→ Text section:
>> Begin

Christ Alone, by Michael E. Wittmer, is published by Edenridge Press, and is available at Hearts and Minds Books, Amazon, and, no-doubt, countless other outlets. Byron Borger, of Hearts and Minds Books, also wrote a review of Christ Alone that is well worth reading-and it was his review that alerted me to the publication of this book. Thanks to Byron.
First off, let me just say how thrilled I am that the church as a whole, and individual Christians of several stripes, are having the discussion of Matters Eternal. Whatever one may think of Love Wins or Wittmer’s response Christ Alone, I think the fact that people who occupy both pulpits and pews are now talking passionately about salvation, and not just bedrooms, bodes well for the Faith.
I am also heartened by Wittmer’s tone in Christ Alone, which he sets from the get go. I’ve visited the “Rob Bell” Facebook page several times in the past few weeks, and it has become a place of shrill, uncharitable shouting. Wittmer begins his book on his take of the Christian Gospel in a manner befitting the Gospel. And, that’s, pardon the pun, good news.
In terms of the quality of Wittmer’s book, I am as impressed as I am stunned. It took me eight years to write a book, and he wrote this one in a month – and it is cogent, thorough, well-thought out, well-written, and well-edited. He should be proud.
Wittmer also demonstrates his abilities as a true theologian. Bell writes Love Wins in the manner of…well…poetry. It’s as much work of art as it is a treatise on salvation. And, in this sense, the conversation between Love Wins and Christ Alone is an unfair fight. It’s a duel where Bell brings a paintbrush, and Wittmer brings a Louisville Slugger – monogrammed of course with Augustine and C. S. Lewis.
Of course, I take issue with several points of Wittmer’s critique, and I take issue with some of Wittmer’s conclusions.

>> End

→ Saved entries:

>> Begin

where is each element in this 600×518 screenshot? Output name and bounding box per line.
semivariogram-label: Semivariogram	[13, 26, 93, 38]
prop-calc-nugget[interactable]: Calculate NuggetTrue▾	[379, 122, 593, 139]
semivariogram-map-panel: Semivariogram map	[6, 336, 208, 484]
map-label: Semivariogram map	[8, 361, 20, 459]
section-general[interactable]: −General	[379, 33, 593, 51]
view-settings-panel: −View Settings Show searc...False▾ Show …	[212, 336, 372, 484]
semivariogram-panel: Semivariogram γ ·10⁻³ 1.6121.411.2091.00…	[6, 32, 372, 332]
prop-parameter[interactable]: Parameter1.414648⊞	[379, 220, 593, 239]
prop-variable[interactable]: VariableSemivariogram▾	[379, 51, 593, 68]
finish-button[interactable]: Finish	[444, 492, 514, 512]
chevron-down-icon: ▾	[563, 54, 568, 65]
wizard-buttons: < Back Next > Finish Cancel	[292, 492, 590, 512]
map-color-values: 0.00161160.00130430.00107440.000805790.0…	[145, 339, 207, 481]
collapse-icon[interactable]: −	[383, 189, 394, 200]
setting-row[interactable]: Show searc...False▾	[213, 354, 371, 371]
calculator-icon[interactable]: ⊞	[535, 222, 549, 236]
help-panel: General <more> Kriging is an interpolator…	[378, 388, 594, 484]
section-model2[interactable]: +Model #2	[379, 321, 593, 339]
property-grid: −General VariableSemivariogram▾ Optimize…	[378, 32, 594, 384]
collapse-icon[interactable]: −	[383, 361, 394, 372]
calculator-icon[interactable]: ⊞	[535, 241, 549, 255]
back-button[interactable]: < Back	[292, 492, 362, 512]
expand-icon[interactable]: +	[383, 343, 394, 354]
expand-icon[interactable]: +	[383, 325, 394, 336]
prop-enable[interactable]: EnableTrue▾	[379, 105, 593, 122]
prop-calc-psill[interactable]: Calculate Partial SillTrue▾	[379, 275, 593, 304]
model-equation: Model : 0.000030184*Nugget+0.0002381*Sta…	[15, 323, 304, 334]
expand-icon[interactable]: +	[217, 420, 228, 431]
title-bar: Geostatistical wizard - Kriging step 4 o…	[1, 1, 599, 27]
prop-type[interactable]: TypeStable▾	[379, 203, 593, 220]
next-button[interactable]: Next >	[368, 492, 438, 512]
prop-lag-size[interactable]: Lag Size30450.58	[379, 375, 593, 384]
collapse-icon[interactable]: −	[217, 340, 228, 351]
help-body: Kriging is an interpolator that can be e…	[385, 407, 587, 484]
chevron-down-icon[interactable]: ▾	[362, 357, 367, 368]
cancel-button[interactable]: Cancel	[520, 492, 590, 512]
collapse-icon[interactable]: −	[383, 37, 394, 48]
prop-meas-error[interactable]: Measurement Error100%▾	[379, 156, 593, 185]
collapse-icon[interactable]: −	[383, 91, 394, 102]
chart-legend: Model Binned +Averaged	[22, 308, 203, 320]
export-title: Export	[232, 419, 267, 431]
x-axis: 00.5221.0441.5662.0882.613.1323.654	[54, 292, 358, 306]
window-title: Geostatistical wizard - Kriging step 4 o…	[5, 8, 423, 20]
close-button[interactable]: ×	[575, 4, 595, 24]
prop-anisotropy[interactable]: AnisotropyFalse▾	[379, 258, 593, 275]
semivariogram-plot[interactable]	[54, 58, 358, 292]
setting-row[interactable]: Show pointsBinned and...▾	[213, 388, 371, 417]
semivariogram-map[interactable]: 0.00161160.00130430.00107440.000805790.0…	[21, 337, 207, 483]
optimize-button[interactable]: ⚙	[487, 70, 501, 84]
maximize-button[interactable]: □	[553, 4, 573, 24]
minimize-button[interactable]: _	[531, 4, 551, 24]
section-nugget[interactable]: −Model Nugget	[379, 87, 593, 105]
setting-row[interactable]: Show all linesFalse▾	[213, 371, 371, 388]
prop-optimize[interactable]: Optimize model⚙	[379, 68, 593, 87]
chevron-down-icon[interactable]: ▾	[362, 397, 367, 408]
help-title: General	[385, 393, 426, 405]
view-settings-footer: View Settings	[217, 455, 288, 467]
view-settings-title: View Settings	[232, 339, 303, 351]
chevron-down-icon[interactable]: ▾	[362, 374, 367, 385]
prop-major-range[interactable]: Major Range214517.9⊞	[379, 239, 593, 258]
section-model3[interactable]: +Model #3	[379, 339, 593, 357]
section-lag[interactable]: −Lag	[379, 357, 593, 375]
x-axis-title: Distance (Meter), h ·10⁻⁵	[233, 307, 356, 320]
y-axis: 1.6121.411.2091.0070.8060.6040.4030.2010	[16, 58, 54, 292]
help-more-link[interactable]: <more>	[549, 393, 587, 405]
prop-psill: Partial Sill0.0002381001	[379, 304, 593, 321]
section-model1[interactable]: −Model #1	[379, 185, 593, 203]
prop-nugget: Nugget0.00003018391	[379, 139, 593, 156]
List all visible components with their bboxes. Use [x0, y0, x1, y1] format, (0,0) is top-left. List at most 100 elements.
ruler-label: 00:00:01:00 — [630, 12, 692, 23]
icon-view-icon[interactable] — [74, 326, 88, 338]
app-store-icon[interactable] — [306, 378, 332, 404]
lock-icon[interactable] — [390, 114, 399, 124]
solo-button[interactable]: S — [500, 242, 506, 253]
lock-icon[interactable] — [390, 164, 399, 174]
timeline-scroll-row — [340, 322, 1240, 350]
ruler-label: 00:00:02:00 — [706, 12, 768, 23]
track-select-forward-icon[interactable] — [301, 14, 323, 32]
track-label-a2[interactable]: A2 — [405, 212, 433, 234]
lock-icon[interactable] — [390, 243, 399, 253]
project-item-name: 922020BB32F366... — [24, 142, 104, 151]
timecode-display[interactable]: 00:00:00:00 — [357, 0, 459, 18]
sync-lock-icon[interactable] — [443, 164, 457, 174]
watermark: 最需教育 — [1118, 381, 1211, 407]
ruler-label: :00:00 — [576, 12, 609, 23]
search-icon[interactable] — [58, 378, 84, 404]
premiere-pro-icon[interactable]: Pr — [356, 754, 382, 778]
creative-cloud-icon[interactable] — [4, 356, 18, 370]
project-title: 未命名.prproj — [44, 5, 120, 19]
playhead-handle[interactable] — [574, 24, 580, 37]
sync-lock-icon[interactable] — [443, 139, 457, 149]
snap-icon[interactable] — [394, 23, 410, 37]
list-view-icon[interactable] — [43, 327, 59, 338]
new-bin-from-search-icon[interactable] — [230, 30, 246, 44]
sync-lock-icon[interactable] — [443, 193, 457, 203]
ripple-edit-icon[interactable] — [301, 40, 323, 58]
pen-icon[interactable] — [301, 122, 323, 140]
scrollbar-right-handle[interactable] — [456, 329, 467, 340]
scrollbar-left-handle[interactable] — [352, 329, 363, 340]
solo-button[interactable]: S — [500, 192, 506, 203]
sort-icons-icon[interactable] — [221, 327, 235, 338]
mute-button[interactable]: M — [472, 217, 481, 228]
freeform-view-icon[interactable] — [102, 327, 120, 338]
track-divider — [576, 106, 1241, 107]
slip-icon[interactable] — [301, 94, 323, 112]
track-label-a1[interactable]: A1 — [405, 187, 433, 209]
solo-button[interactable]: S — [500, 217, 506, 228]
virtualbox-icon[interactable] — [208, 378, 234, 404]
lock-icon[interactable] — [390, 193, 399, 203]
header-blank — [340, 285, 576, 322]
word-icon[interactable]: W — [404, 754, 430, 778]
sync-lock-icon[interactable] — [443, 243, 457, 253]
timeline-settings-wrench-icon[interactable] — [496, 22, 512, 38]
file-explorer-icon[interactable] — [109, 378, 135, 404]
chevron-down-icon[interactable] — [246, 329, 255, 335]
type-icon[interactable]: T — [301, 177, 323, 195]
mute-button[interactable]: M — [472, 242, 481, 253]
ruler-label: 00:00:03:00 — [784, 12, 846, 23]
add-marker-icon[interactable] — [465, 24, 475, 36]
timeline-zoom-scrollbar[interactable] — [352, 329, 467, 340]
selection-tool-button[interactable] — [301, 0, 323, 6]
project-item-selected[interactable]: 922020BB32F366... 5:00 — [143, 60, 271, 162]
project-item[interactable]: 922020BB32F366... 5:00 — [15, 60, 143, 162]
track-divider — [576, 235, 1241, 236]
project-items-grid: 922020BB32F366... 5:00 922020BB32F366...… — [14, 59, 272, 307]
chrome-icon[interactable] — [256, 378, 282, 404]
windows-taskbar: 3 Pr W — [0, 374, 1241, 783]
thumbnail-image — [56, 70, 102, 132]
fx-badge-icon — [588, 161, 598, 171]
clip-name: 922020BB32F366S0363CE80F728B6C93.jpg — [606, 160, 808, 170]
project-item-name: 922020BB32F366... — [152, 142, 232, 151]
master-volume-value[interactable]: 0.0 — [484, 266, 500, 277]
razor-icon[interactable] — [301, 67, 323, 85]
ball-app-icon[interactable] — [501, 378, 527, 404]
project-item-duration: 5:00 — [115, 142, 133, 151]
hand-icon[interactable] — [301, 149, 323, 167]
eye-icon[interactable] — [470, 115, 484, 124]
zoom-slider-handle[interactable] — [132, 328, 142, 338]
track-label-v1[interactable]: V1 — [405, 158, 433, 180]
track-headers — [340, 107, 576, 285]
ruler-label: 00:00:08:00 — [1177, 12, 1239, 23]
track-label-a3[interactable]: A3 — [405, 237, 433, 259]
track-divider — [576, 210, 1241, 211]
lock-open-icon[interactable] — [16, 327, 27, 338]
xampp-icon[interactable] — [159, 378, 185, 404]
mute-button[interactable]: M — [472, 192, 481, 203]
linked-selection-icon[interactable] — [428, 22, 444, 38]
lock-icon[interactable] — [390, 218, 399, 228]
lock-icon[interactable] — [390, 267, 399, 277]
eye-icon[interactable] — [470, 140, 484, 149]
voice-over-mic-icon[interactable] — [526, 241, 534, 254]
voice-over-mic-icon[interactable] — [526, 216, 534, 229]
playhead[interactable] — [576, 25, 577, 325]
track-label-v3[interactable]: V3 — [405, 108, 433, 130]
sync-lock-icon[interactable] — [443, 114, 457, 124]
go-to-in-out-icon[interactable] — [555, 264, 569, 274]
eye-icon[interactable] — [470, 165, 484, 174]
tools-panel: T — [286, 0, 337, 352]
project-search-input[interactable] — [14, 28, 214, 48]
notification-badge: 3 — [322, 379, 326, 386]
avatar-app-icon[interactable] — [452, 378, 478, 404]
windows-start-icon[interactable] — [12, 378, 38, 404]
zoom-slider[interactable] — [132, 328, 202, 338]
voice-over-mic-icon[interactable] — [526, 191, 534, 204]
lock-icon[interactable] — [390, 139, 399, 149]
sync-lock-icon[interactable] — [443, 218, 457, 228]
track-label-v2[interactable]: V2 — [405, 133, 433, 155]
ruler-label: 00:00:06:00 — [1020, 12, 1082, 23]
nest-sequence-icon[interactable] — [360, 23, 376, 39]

>> End

→ Work to complete:
**A.** In the review of Christ Alone, how long does the reviewer say Wittmer took to write the book?
**B.** Extend the review of Christ Alone, picking up right after its final sentence.

→ Task results:
**A.** He wrote it in a month.

**B.**
The Meaning of the Cross
This is one spot where I found Wittmer’s book very enlightening. In the chapter “Cross and Resurrection,” Wittmer picked up on something that I missed in Love Wins: the meaning of the sacrifice and Resurrection is downgraded. I’m not sure that Bell intended this, or that he believes that the death and Resurrection of Christ is ineffectual, but it’s there nonetheless.
In my own review of Love Wins I said that Bell isn’t the classic theological liberal that some are making him out to be. He doesn’t dispute the realities of the Incarnation, Passion, and Resurrection at all. This isn’t another liberal screed where Jesus is reduced to being merely a good-guy (the Buddy Christ) whose Resurrection was either a plot or group hallucination. No, Bell believes they are real, and he says so with gusto. But, in Love Wins, what does he think it all means?
As Wittmer correctly states, in Love Wins, the death and Resurrection of Christ are presented as ideas that ring through creation, but don’t seem to have any salvific power in and of themselves. We’re supposed to know it’s all true because we see it every spring. But, spring doesn’t save us. (Trust me, it’s spring now, and I feel like I’m dying of allergies…)
As an Anglican Christian and priest, each Easter Eve I gather with my community around the Paschal (Easter) Candle to sing of the importance of the reconciliation that was found in the Easter Event. We sing of Jesus Christ who:
is the true Paschal Lamb, who at the feast of the Passover paid for us the debt of Adam’s sin, and by his blood delivered your faithful people.
This is the night, when you brought our fathers, the children of Israel, out of bondage in Egypt, and led them through the Red Sea on dry land.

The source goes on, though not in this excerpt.